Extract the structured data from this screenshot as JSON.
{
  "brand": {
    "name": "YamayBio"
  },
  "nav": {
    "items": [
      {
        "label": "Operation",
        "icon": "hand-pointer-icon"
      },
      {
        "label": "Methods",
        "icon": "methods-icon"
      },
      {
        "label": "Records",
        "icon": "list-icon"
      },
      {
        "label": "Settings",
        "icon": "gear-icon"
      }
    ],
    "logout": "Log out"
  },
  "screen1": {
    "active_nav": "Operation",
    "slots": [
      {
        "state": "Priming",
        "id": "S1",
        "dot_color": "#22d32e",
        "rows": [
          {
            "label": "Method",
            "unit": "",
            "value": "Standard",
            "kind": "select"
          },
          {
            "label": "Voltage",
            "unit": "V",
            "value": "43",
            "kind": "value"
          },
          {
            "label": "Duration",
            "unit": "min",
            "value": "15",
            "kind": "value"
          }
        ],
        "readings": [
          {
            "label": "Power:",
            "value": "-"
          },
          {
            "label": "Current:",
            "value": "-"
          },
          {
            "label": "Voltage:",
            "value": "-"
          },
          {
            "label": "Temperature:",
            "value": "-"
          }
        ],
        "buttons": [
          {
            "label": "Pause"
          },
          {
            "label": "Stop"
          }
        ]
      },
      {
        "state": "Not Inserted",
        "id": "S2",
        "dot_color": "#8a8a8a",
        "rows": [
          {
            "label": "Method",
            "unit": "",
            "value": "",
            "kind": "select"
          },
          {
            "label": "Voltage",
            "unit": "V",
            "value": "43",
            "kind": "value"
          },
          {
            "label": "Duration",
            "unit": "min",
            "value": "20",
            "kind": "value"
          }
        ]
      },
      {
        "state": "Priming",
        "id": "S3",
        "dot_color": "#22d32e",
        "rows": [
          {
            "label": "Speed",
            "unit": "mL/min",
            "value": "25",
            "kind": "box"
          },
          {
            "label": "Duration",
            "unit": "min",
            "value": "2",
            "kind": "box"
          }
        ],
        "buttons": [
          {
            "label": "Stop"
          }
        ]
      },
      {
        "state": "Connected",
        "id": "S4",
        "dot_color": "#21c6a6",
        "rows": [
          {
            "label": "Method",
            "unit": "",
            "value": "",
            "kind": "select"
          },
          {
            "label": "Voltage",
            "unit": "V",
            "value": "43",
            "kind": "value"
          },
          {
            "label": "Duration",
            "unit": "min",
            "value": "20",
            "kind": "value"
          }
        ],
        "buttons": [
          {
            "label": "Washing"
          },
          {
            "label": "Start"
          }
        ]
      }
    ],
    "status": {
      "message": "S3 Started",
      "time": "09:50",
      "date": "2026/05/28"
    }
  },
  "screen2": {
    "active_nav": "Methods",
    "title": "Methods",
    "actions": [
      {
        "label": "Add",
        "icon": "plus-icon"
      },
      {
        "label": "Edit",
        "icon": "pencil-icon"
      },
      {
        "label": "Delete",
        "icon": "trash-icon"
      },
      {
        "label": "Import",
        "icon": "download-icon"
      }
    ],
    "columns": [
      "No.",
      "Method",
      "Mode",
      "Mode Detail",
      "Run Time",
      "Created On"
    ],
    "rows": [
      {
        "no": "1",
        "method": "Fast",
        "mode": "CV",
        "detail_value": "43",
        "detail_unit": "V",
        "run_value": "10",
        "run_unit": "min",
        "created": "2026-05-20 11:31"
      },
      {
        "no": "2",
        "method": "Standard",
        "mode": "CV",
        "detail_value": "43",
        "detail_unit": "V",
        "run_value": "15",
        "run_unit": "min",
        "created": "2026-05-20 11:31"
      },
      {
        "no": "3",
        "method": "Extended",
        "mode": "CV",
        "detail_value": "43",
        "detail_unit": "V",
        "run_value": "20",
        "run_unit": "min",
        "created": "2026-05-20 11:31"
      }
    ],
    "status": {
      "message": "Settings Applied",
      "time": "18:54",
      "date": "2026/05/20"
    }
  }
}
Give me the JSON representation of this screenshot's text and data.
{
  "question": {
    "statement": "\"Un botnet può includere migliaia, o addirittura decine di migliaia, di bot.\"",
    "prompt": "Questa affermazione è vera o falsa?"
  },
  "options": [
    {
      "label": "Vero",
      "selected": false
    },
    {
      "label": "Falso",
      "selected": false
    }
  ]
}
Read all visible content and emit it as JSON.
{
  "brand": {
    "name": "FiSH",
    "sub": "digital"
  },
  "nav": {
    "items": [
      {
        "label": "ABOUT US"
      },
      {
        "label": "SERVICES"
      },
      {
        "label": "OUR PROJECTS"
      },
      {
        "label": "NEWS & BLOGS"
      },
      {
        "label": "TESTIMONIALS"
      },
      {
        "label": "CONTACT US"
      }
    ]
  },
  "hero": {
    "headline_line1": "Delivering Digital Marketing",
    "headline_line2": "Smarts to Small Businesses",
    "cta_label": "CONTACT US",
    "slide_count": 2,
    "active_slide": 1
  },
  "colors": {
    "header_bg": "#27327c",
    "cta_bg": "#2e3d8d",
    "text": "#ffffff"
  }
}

### REQUEST
Each line from the one containing "Read all visible content and emit it as JSON." to the end of the records should be echoed exactly, and no other line.

### ANSWER BELOW
Read all visible content and emit it as JSON.
{
  "brand": {
    "name": "FiSH",
    "sub": "digital"
  },
  "nav": {
    "items": [
      {
        "label": "ABOUT US"
      },
      {
        "label": "SERVICES"
      },
      {
        "label": "OUR PROJECTS"
      },
      {
        "label": "NEWS & BLOGS"
      },
      {
        "label": "TESTIMONIALS"
      },
      {
        "label": "CONTACT US"
      }
    ]
  },
  "hero": {
    "headline_line1": "Delivering Digital Marketing",
    "headline_line2": "Smarts to Small Businesses",
    "cta_label": "CONTACT US",
    "slide_count": 2,
    "active_slide": 1
  },
  "colors": {
    "header_bg": "#27327c",
    "cta_bg": "#2e3d8d",
    "text": "#ffffff"
  }
}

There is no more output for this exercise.